● RECORDED DATA

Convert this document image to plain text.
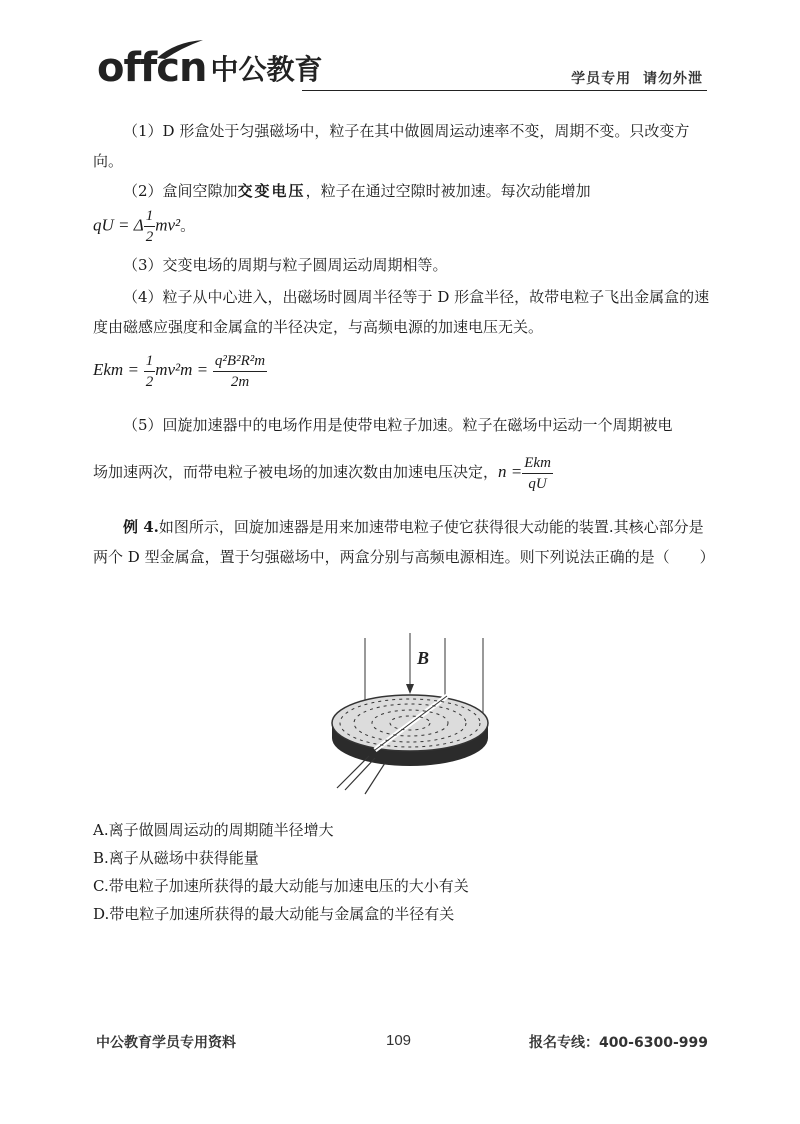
offcn 中公教育	学员专用 请勿外泄
（1）D 形盒处于匀强磁场中，粒子在其中做圆周运动速率不变，周期不变。只改变方向。
（2）盒间空隙加交变电压，粒子在通过空隙时被加速。每次动能增加
qU = Δ $\frac{1}{2} mv^2$。
（3）交变电场的周期与粒子圆周运动周期相等。
（4）粒子从中心进入，出磁场时圆周半径等于 D 形盒半径，故带电粒子飞出金属盒的速度由磁感应强度和金属盒的半径决定，与高频电源的加速电压无关。
Ekm = $\frac{1}{2} mv^2m = \frac{\text{q²B²R²m}}{2m}$
（5）回旋加速器中的电场作用是使带电粒子加速。粒子在磁场中运动一个周期被电
场加速两次，而带电粒子被电场的加速次数由加速电压决定，$n = \frac{\text{Ekm}}{qU}$
例 4.如图所示，回旋加速器是用来加速带电粒子使它获得很大动能的装置.其核心部分是两个 D 型金属盒，置于匀强磁场中，两盒分别与高频电源相连。则下列说法正确的是（　　）
B
A.离子做圆周运动的周期随半径增大
B.离子从磁场中获得能量
C.带电粒子加速所获得的最大动能与加速电压的大小有关
D.带电粒子加速所获得的最大动能与金属盒的半径有关
中公教育学员专用资料	109	报名专线：400-6300-999
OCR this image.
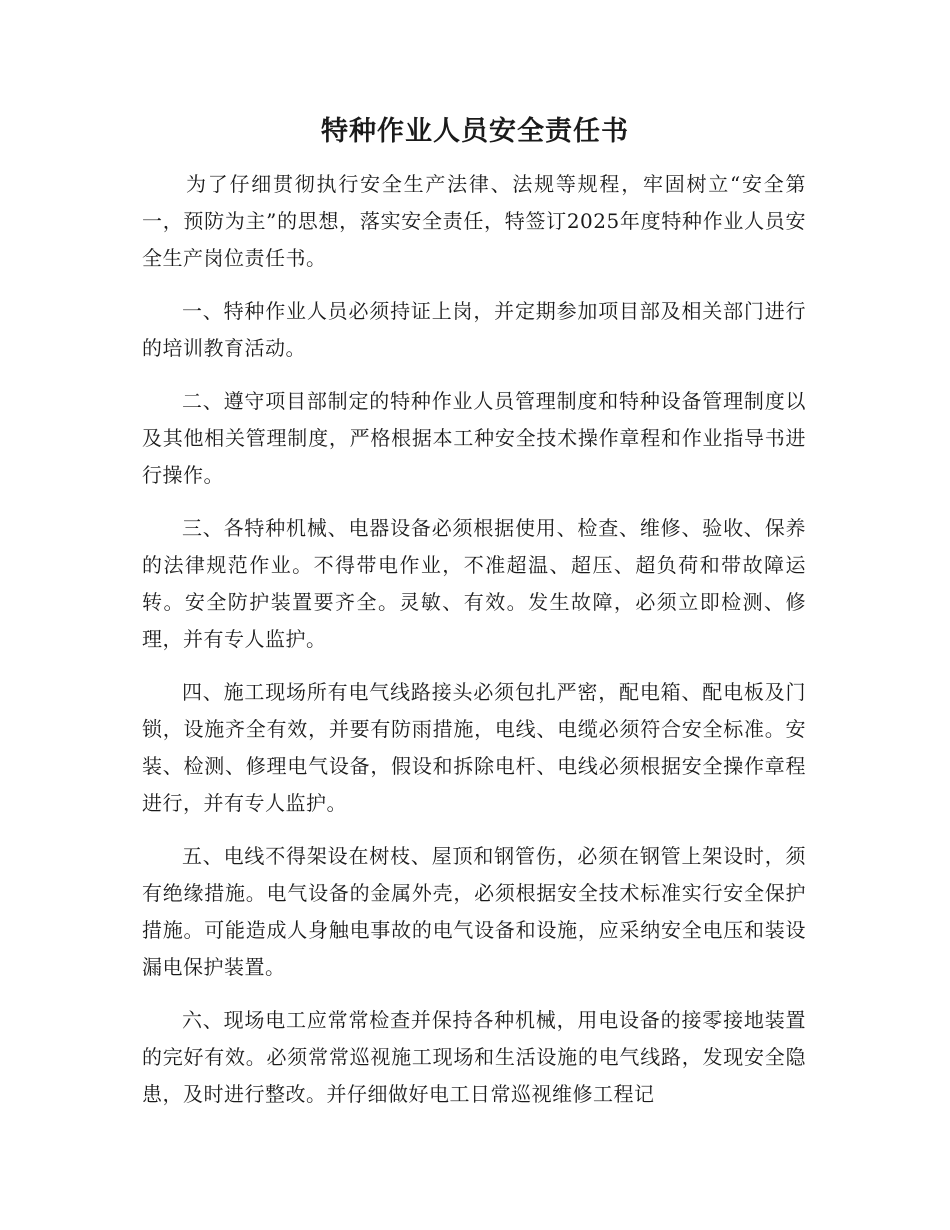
特种作业人员安全责任书

为了仔细贯彻执行安全生产法律、法规等规程，牢固树立“安全第一，预防为主”的思想，落实安全责任，特签订2025年度特种作业人员安全生产岗位责任书。

一、特种作业人员必须持证上岗，并定期参加项目部及相关部门进行的培训教育活动。

二、遵守项目部制定的特种作业人员管理制度和特种设备管理制度以及其他相关管理制度，严格根据本工种安全技术操作章程和作业指导书进行操作。

三、各特种机械、电器设备必须根据使用、检查、维修、验收、保养的法律规范作业。不得带电作业，不准超温、超压、超负荷和带故障运转。安全防护装置要齐全。灵敏、有效。发生故障，必须立即检测、修理，并有专人监护。

四、施工现场所有电气线路接头必须包扎严密，配电箱、配电板及门锁，设施齐全有效，并要有防雨措施，电线、电缆必须符合安全标准。安装、检测、修理电气设备，假设和拆除电杆、电线必须根据安全操作章程进行，并有专人监护。

五、电线不得架设在树枝、屋顶和钢管伤，必须在钢管上架设时，须有绝缘措施。电气设备的金属外壳，必须根据安全技术标准实行安全保护措施。可能造成人身触电事故的电气设备和设施，应采纳安全电压和装设漏电保护装置。

六、现场电工应常常检查并保持各种机械，用电设备的接零接地装置的完好有效。必须常常巡视施工现场和生活设施的电气线路，发现安全隐患，及时进行整改。并仔细做好电工日常巡视维修工程记
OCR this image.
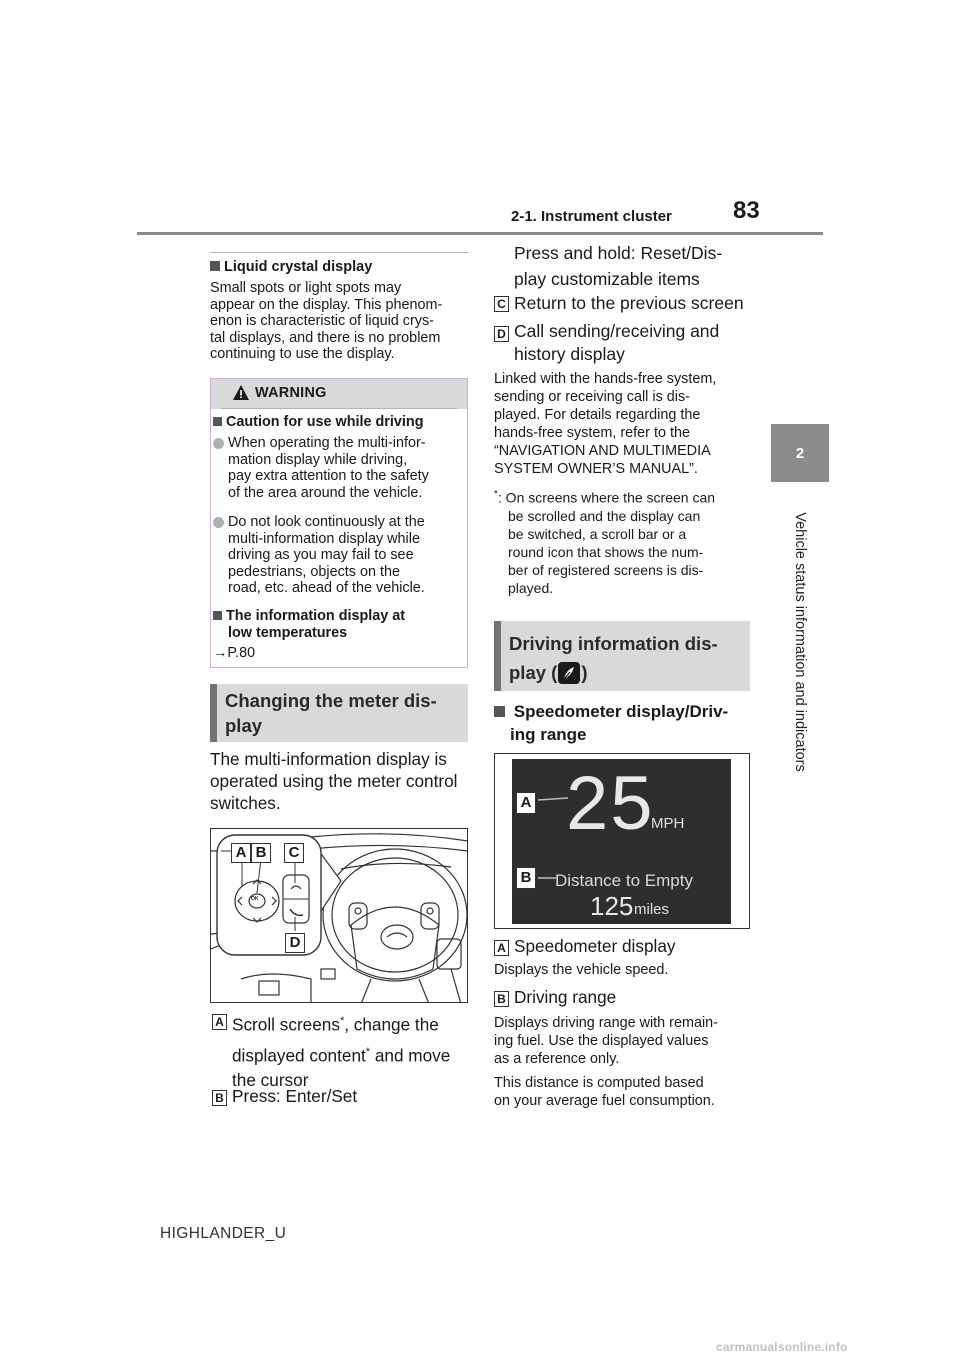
2-1. Instrument cluster	83
2
Vehicle status information and indicators
Liquid crystal display
Small spots or light spots may
appear on the display. This phenom-
enon is characteristic of liquid crys-
tal displays, and there is no problem
continuing to use the display.
WARNING
Caution for use while driving
When operating the multi-infor-
mation display while driving,
pay extra attention to the safety
of the area around the vehicle.
Do not look continuously at the
multi-information display while
driving as you may fail to see
pedestrians, objects on the
road, etc. ahead of the vehicle.
The information display at
low temperatures
→P.80
Changing the meter dis-
play
The multi-information display is
operated using the meter control
switches.
A B	C
D
OK
A Scroll screens*, change the
displayed content* and move
the cursor
B Press: Enter/Set
Press and hold: Reset/Dis-
play customizable items
C Return to the previous screen
D Call sending/receiving and
history display
Linked with the hands-free system,
sending or receiving call is dis-
played. For details regarding the
hands-free system, refer to the
“NAVIGATION AND MULTIMEDIA
SYSTEM OWNER’S MANUAL”.
*: On screens where the screen can
be scrolled and the display can
be switched, a scroll bar or a
round icon that shows the num-
ber of registered screens is dis-
played.
Driving information dis-
play ( )
Speedometer display/Driv-
ing range
25
MPH
Distance to Empty
125 miles
A
B
A Speedometer display
Displays the vehicle speed.
B Driving range
Displays driving range with remain-
ing fuel. Use the displayed values
as a reference only.
This distance is computed based
on your average fuel consumption.
HIGHLANDER_U
carmanualsonline.info
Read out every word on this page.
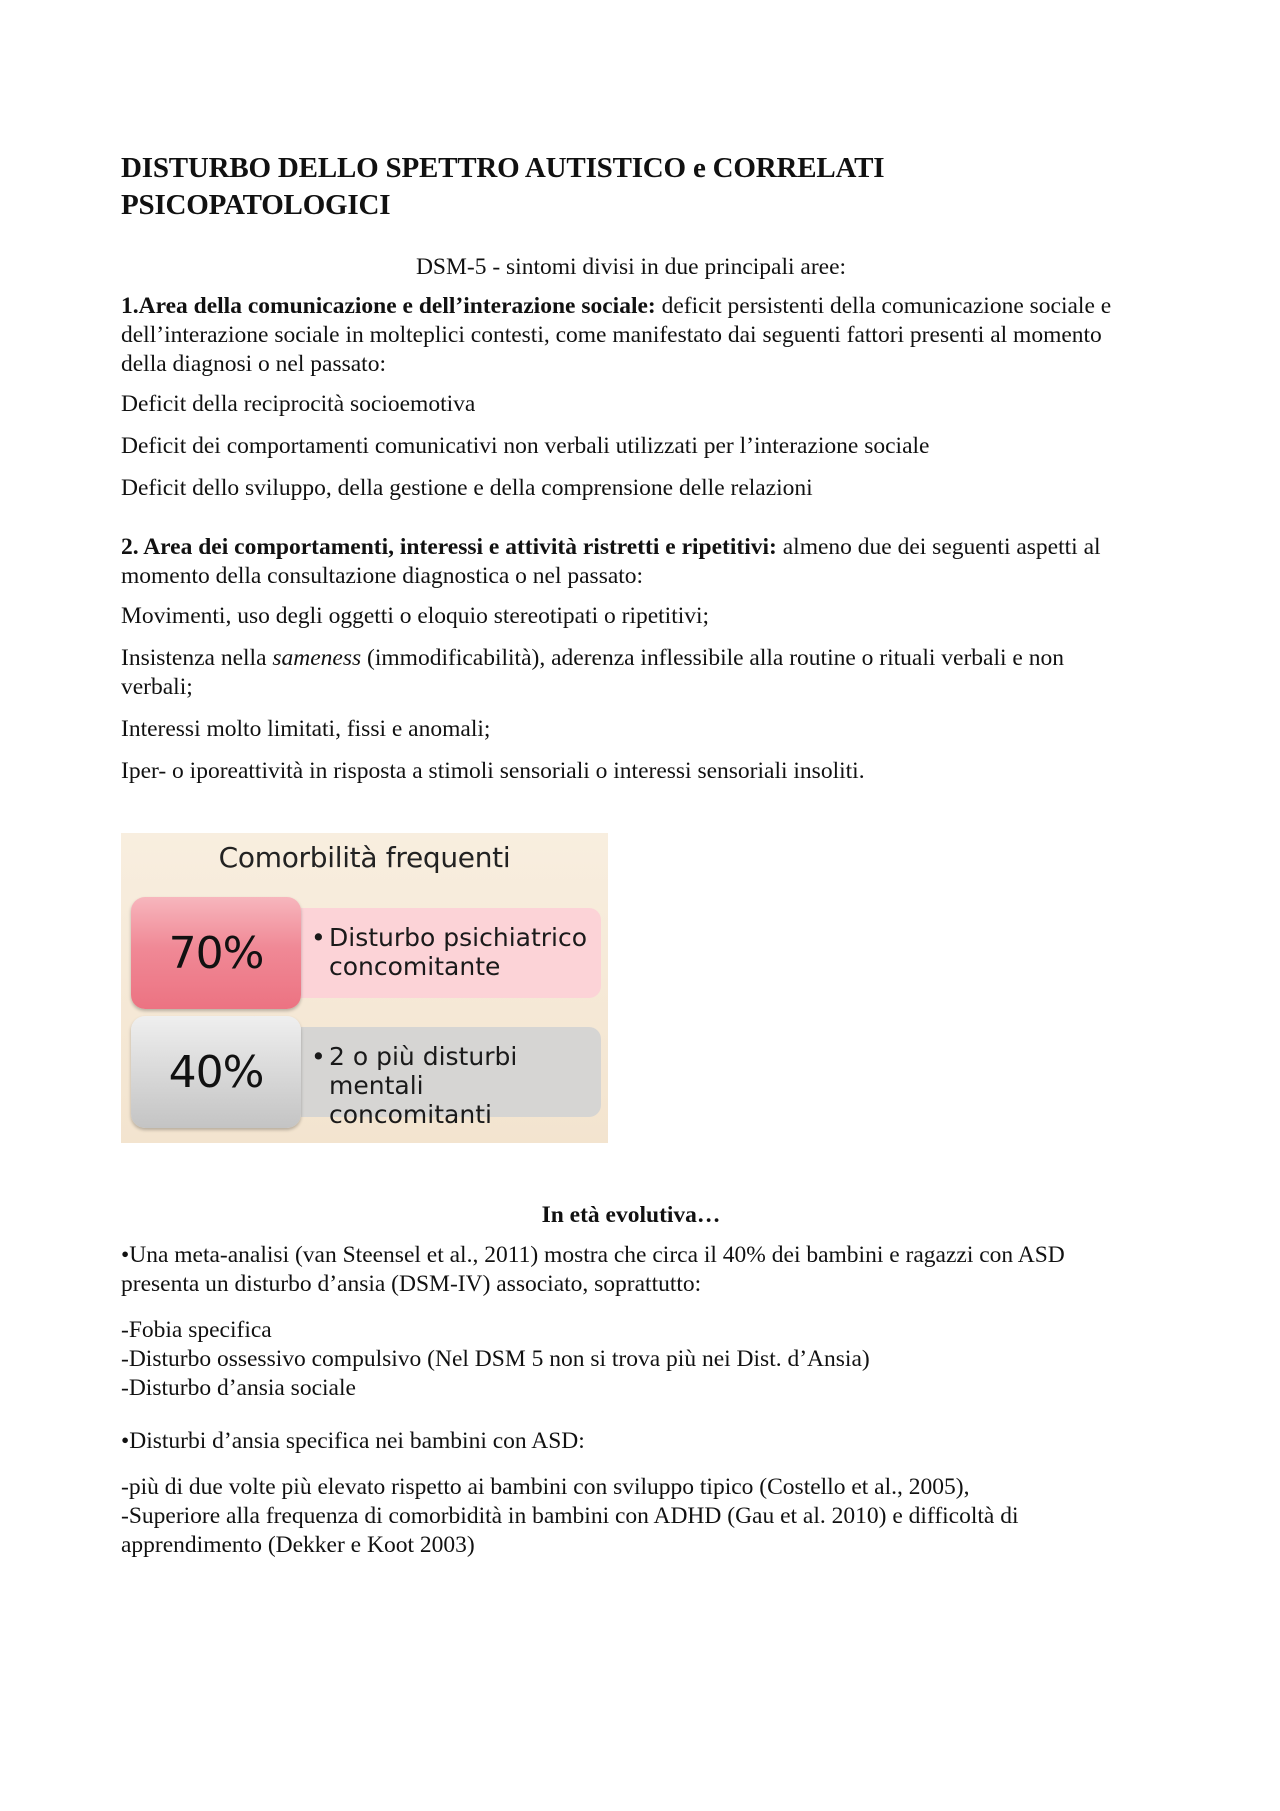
DISTURBO DELLO SPETTRO AUTISTICO e CORRELATI
PSICOPATOLOGICI

DSM-5 - sintomi divisi in due principali aree:

1.Area della comunicazione e dell’interazione sociale: deficit persistenti della comunicazione sociale e dell’interazione sociale in molteplici contesti, come manifestato dai seguenti fattori presenti al momento della diagnosi o nel passato:

Deficit della reciprocità socioemotiva

Deficit dei comportamenti comunicativi non verbali utilizzati per l’interazione sociale

Deficit dello sviluppo, della gestione e della comprensione delle relazioni

2. Area dei comportamenti, interessi e attività ristretti e ripetitivi: almeno due dei seguenti aspetti al momento della consultazione diagnostica o nel passato:

Movimenti, uso degli oggetti o eloquio stereotipati o ripetitivi;

Insistenza nella sameness (immodificabilità), aderenza inflessibile alla routine o rituali verbali e non verbali;

Interessi molto limitati, fissi e anomali;

Iper- o iporeattività in risposta a stimoli sensoriali o interessi sensoriali insoliti.

Comorbilità frequenti
• Disturbo psichiatrico
concomitante
70%
• 2 o più disturbi
mentali concomitanti
40%

In età evolutiva…

•Una meta-analisi (van Steensel et al., 2011) mostra che circa il 40% dei bambini e ragazzi con ASD presenta un disturbo d’ansia (DSM-IV) associato, soprattutto:

-Fobia specifica

-Disturbo ossessivo compulsivo (Nel DSM 5 non si trova più nei Dist. d’Ansia)

-Disturbo d’ansia sociale

•Disturbi d’ansia specifica nei bambini con ASD:

-più di due volte più elevato rispetto ai bambini con sviluppo tipico (Costello et al., 2005),

-Superiore alla frequenza di comorbidità in bambini con ADHD (Gau et al. 2010) e difficoltà di apprendimento (Dekker e Koot 2003)
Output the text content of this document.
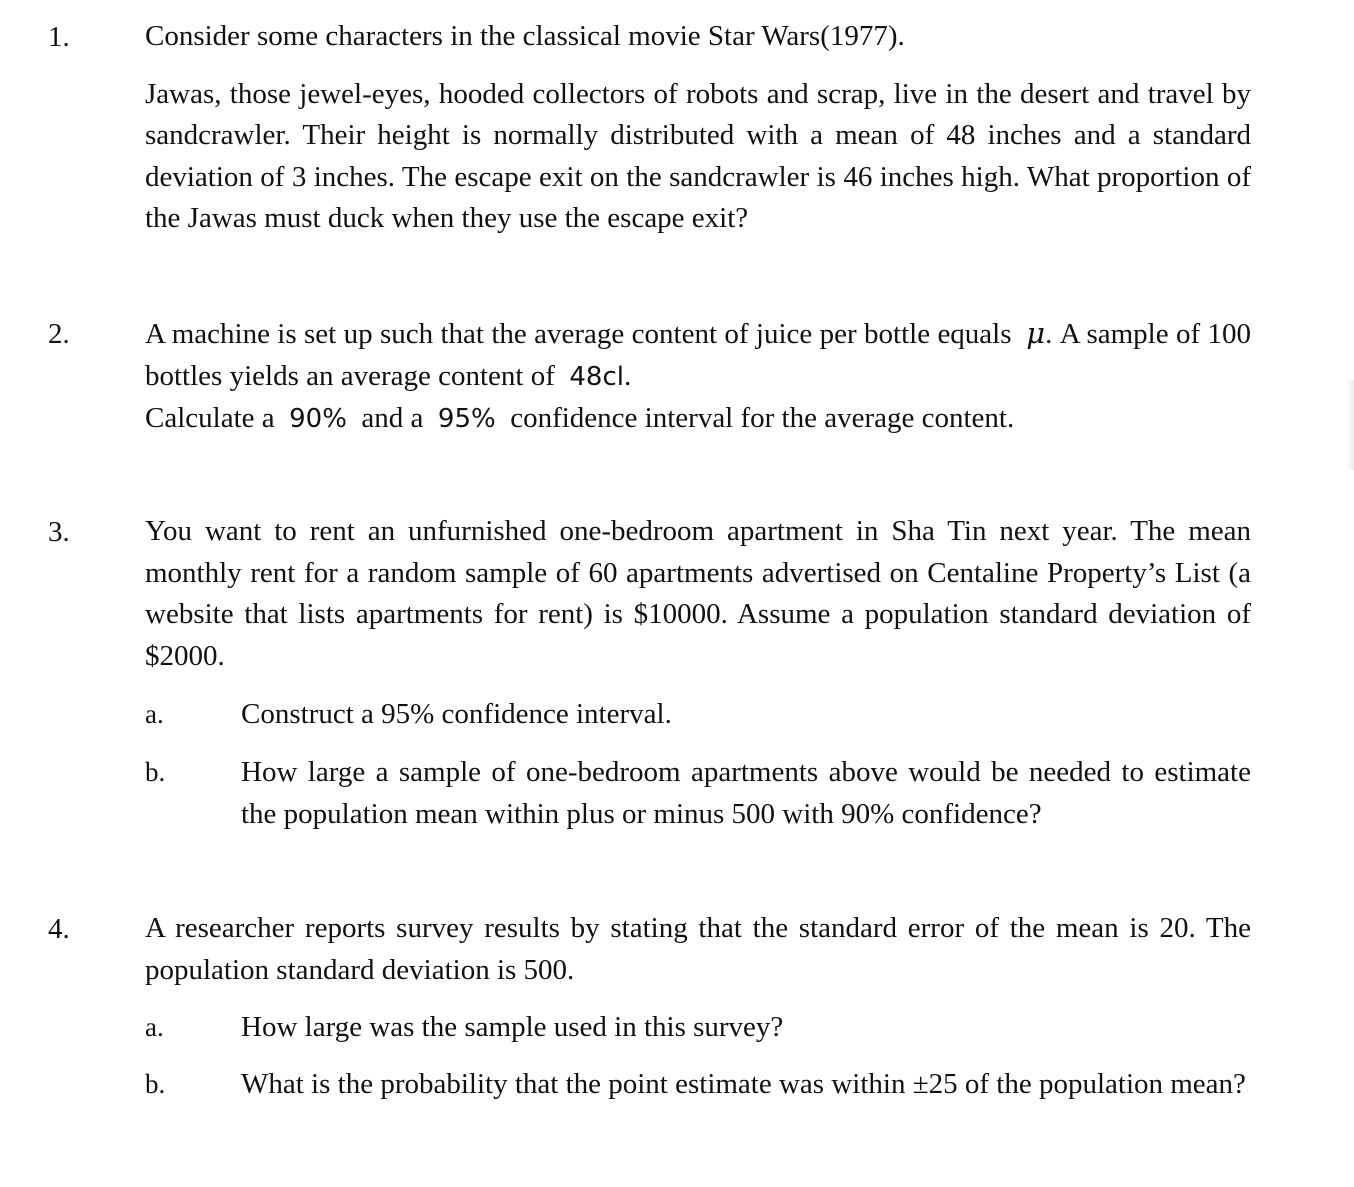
1.	Consider some characters in the classical movie Star Wars(1977).

Jawas, those jewel-eyes, hooded collectors of robots and scrap, live in the desert and travel by sandcrawler. Their height is normally distributed with a mean of 48 inches and a standard deviation of 3 inches. The escape exit on the sandcrawler is 46 inches high. What proportion of the Jawas must duck when they use the escape exit?

2.	A machine is set up such that the average content of juice per bottle equals μ. A sample of 100 bottles yields an average content of 48cl.

Calculate a 90% and a 95% confidence interval for the average content.

3.	You want to rent an unfurnished one-bedroom apartment in Sha Tin next year. The mean monthly rent for a random sample of 60 apartments advertised on Centaline Property’s List (a website that lists apartments for rent) is $10000. Assume a population standard deviation of $2000.

a.	Construct a 95% confidence interval.
b.	How large a sample of one-bedroom apartments above would be needed to estimate the population mean within plus or minus 500 with 90% confidence?
4.	A researcher reports survey results by stating that the standard error of the mean is 20. The population standard deviation is 500.

a.	How large was the sample used in this survey?
b.	What is the probability that the point estimate was within ±25 of the population mean?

● WRITTEN EXERCISE
Return only those lines of the records that contain the string "interazione".

● ANSWER TO THE TASK
1.Area della comunicazione e dell’interazione sociale: deficit persistenti della comunicazione sociale e dell’interazione sociale in molteplici contesti, come manifestato dai seguenti fattori presenti al momento della diagnosi o nel passato:
Deficit dei comportamenti comunicativi non verbali utilizzati per l’interazione sociale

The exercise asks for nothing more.